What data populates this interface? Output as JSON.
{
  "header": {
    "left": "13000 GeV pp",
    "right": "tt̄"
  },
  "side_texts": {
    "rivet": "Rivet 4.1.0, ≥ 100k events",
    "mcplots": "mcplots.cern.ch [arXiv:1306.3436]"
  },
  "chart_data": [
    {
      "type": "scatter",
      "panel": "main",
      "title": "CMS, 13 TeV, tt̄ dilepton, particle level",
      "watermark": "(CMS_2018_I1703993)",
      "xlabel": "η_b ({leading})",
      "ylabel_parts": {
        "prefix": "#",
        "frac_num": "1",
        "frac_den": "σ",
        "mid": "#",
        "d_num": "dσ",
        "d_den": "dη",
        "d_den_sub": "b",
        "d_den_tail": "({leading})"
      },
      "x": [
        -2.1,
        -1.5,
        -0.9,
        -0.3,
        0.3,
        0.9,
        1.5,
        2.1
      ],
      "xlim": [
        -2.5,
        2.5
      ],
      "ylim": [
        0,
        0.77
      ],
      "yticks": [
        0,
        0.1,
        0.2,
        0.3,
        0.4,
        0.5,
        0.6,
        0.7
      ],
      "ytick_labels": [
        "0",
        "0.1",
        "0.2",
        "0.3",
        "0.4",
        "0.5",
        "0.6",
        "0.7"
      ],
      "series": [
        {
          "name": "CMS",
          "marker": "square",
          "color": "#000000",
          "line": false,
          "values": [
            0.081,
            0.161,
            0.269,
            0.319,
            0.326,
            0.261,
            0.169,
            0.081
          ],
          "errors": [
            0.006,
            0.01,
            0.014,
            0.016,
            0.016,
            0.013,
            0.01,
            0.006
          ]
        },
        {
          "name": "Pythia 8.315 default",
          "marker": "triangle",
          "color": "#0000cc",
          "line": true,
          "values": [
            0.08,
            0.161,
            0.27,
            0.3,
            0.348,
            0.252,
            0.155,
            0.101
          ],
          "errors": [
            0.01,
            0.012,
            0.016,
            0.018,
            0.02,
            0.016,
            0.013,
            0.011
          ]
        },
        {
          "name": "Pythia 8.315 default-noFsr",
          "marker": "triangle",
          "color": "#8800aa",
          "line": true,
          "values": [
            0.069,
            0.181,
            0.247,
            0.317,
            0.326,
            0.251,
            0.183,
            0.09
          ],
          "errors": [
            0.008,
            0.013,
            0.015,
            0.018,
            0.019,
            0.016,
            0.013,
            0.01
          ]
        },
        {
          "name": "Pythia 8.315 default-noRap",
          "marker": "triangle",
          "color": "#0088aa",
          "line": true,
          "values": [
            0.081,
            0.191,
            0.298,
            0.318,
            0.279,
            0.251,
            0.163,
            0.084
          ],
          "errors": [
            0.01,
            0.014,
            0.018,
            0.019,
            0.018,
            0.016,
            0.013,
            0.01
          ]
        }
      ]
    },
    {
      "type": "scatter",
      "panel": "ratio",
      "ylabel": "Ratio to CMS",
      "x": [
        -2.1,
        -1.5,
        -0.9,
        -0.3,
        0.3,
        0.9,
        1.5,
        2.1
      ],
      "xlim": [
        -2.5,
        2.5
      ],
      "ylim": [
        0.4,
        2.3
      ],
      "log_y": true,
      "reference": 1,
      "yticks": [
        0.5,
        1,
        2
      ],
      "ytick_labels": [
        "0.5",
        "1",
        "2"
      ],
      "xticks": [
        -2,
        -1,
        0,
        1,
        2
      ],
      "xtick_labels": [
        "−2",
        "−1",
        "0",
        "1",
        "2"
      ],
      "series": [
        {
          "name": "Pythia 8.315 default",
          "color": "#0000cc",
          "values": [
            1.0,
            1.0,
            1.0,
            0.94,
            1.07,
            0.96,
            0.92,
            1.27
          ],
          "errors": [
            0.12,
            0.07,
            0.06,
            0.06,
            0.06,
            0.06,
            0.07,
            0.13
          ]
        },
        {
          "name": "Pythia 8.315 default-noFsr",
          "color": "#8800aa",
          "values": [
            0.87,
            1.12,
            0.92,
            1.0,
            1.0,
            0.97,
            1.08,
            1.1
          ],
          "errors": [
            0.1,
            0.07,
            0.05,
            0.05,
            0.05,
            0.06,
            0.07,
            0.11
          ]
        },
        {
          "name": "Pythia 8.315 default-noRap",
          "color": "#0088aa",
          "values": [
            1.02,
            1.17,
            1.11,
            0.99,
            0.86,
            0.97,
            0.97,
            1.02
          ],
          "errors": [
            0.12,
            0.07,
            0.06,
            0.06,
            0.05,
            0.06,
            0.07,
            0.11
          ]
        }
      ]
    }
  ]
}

- [TASK TO COMPLETE]:
Extract all the material, leaving every line as it is.

- [SOLUTION FOR THIS TASK]:
What data populates this interface? Output as JSON.
{
  "header": {
    "left": "13000 GeV pp",
    "right": "tt̄"
  },
  "side_texts": {
    "rivet": "Rivet 4.1.0, ≥ 100k events",
    "mcplots": "mcplots.cern.ch [arXiv:1306.3436]"
  },
  "chart_data": [
    {
      "type": "scatter",
      "panel": "main",
      "title": "CMS, 13 TeV, tt̄ dilepton, particle level",
      "watermark": "(CMS_2018_I1703993)",
      "xlabel": "η_b ({leading})",
      "ylabel_parts": {
        "prefix": "#",
        "frac_num": "1",
        "frac_den": "σ",
        "mid": "#",
        "d_num": "dσ",
        "d_den": "dη",
        "d_den_sub": "b",
        "d_den_tail": "({leading})"
      },
      "x": [
        -2.1,
        -1.5,
        -0.9,
        -0.3,
        0.3,
        0.9,
        1.5,
        2.1
      ],
      "xlim": [
        -2.5,
        2.5
      ],
      "ylim": [
        0,
        0.77
      ],
      "yticks": [
        0,
        0.1,
        0.2,
        0.3,
        0.4,
        0.5,
        0.6,
        0.7
      ],
      "ytick_labels": [
        "0",
        "0.1",
        "0.2",
        "0.3",
        "0.4",
        "0.5",
        "0.6",
        "0.7"
      ],
      "series": [
        {
          "name": "CMS",
          "marker": "square",
          "color": "#000000",
          "line": false,
          "values": [
            0.081,
            0.161,
            0.269,
            0.319,
            0.326,
            0.261,
            0.169,
            0.081
          ],
          "errors": [
            0.006,
            0.01,
            0.014,
            0.016,
            0.016,
            0.013,
            0.01,
            0.006
          ]
        },
        {
          "name": "Pythia 8.315 default",
          "marker": "triangle",
          "color": "#0000cc",
          "line": true,
          "values": [
            0.08,
            0.161,
            0.27,
            0.3,
            0.348,
            0.252,
            0.155,
            0.101
          ],
          "errors": [
            0.01,
            0.012,
            0.016,
            0.018,
            0.02,
            0.016,
            0.013,
            0.011
          ]
        },
        {
          "name": "Pythia 8.315 default-noFsr",
          "marker": "triangle",
          "color": "#8800aa",
          "line": true,
          "values": [
            0.069,
            0.181,
            0.247,
            0.317,
            0.326,
            0.251,
            0.183,
            0.09
          ],
          "errors": [
            0.008,
            0.013,
            0.015,
            0.018,
            0.019,
            0.016,
            0.013,
            0.01
          ]
        },
        {
          "name": "Pythia 8.315 default-noRap",
          "marker": "triangle",
          "color": "#0088aa",
          "line": true,
          "values": [
            0.081,
            0.191,
            0.298,
            0.318,
            0.279,
            0.251,
            0.163,
            0.084
          ],
          "errors": [
            0.01,
            0.014,
            0.018,
            0.019,
            0.018,
            0.016,
            0.013,
            0.01
          ]
        }
      ]
    },
    {
      "type": "scatter",
      "panel": "ratio",
      "ylabel": "Ratio to CMS",
      "x": [
        -2.1,
        -1.5,
        -0.9,
        -0.3,
        0.3,
        0.9,
        1.5,
        2.1
      ],
      "xlim": [
        -2.5,
        2.5
      ],
      "ylim": [
        0.4,
        2.3
      ],
      "log_y": true,
      "reference": 1,
      "yticks": [
        0.5,
        1,
        2
      ],
      "ytick_labels": [
        "0.5",
        "1",
        "2"
      ],
      "xticks": [
        -2,
        -1,
        0,
        1,
        2
      ],
      "xtick_labels": [
        "−2",
        "−1",
        "0",
        "1",
        "2"
      ],
      "series": [
        {
          "name": "Pythia 8.315 default",
          "color": "#0000cc",
          "values": [
            1.0,
            1.0,
            1.0,
            0.94,
            1.07,
            0.96,
            0.92,
            1.27
          ],
          "errors": [
            0.12,
            0.07,
            0.06,
            0.06,
            0.06,
            0.06,
            0.07,
            0.13
          ]
        },
        {
          "name": "Pythia 8.315 default-noFsr",
          "color": "#8800aa",
          "values": [
            0.87,
            1.12,
            0.92,
            1.0,
            1.0,
            0.97,
            1.08,
            1.1
          ],
          "errors": [
            0.1,
            0.07,
            0.05,
            0.05,
            0.05,
            0.06,
            0.07,
            0.11
          ]
        },
        {
          "name": "Pythia 8.315 default-noRap",
          "color": "#0088aa",
          "values": [
            1.02,
            1.17,
            1.11,
            0.99,
            0.86,
            0.97,
            0.97,
            1.02
          ],
          "errors": [
            0.12,
            0.07,
            0.06,
            0.06,
            0.05,
            0.06,
            0.07,
            0.11
          ]
        }
      ]
    }
  ]
}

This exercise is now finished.